> [Your goal]:
Output the material below in its entirety, exactly as given.

Dataset rows about figures
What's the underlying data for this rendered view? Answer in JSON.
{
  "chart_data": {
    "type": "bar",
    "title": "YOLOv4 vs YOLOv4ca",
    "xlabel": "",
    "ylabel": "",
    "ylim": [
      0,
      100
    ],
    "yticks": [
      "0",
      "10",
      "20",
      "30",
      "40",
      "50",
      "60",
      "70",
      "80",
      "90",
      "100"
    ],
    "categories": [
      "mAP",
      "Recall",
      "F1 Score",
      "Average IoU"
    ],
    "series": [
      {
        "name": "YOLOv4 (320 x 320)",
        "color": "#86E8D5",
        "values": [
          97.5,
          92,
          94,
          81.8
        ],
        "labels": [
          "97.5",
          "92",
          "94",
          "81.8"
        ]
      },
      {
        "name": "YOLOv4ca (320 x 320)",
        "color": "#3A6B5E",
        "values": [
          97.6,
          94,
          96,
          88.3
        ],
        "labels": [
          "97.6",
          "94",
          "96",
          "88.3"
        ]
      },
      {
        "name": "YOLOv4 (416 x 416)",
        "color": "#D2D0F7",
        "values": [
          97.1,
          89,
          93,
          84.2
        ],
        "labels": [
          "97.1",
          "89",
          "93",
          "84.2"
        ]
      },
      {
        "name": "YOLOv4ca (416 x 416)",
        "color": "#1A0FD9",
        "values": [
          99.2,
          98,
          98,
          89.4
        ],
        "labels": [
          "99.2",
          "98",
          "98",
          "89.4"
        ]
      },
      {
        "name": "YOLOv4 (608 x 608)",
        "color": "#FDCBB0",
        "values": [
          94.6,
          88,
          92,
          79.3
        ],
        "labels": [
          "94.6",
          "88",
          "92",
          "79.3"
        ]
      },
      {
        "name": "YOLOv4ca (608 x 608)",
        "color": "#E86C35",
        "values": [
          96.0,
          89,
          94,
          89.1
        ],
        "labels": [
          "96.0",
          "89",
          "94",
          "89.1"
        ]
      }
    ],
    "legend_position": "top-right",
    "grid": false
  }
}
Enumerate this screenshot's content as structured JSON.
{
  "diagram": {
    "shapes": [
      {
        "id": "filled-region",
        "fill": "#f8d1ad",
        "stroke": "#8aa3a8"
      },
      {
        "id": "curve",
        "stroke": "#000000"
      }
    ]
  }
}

> [Answer for this exercise]:
What's the underlying data for this rendered view? Answer in JSON.
{
  "chart_data": {
    "type": "bar",
    "title": "YOLOv4 vs YOLOv4ca",
    "xlabel": "",
    "ylabel": "",
    "ylim": [
      0,
      100
    ],
    "yticks": [
      "0",
      "10",
      "20",
      "30",
      "40",
      "50",
      "60",
      "70",
      "80",
      "90",
      "100"
    ],
    "categories": [
      "mAP",
      "Recall",
      "F1 Score",
      "Average IoU"
    ],
    "series": [
      {
        "name": "YOLOv4 (320 x 320)",
        "color": "#86E8D5",
        "values": [
          97.5,
          92,
          94,
          81.8
        ],
        "labels": [
          "97.5",
          "92",
          "94",
          "81.8"
        ]
      },
      {
        "name": "YOLOv4ca (320 x 320)",
        "color": "#3A6B5E",
        "values": [
          97.6,
          94,
          96,
          88.3
        ],
        "labels": [
          "97.6",
          "94",
          "96",
          "88.3"
        ]
      },
      {
        "name": "YOLOv4 (416 x 416)",
        "color": "#D2D0F7",
        "values": [
          97.1,
          89,
          93,
          84.2
        ],
        "labels": [
          "97.1",
          "89",
          "93",
          "84.2"
        ]
      },
      {
        "name": "YOLOv4ca (416 x 416)",
        "color": "#1A0FD9",
        "values": [
          99.2,
          98,
          98,
          89.4
        ],
        "labels": [
          "99.2",
          "98",
          "98",
          "89.4"
        ]
      },
      {
        "name": "YOLOv4 (608 x 608)",
        "color": "#FDCBB0",
        "values": [
          94.6,
          88,
          92,
          79.3
        ],
        "labels": [
          "94.6",
          "88",
          "92",
          "79.3"
        ]
      },
      {
        "name": "YOLOv4ca (608 x 608)",
        "color": "#E86C35",
        "values": [
          96.0,
          89,
          94,
          89.1
        ],
        "labels": [
          "96.0",
          "89",
          "94",
          "89.1"
        ]
      }
    ],
    "legend_position": "top-right",
    "grid": false
  }
}
Enumerate this screenshot's content as structured JSON.
{
  "diagram": {
    "shapes": [
      {
        "id": "filled-region",
        "fill": "#f8d1ad",
        "stroke": "#8aa3a8"
      },
      {
        "id": "curve",
        "stroke": "#000000"
      }
    ]
  }
}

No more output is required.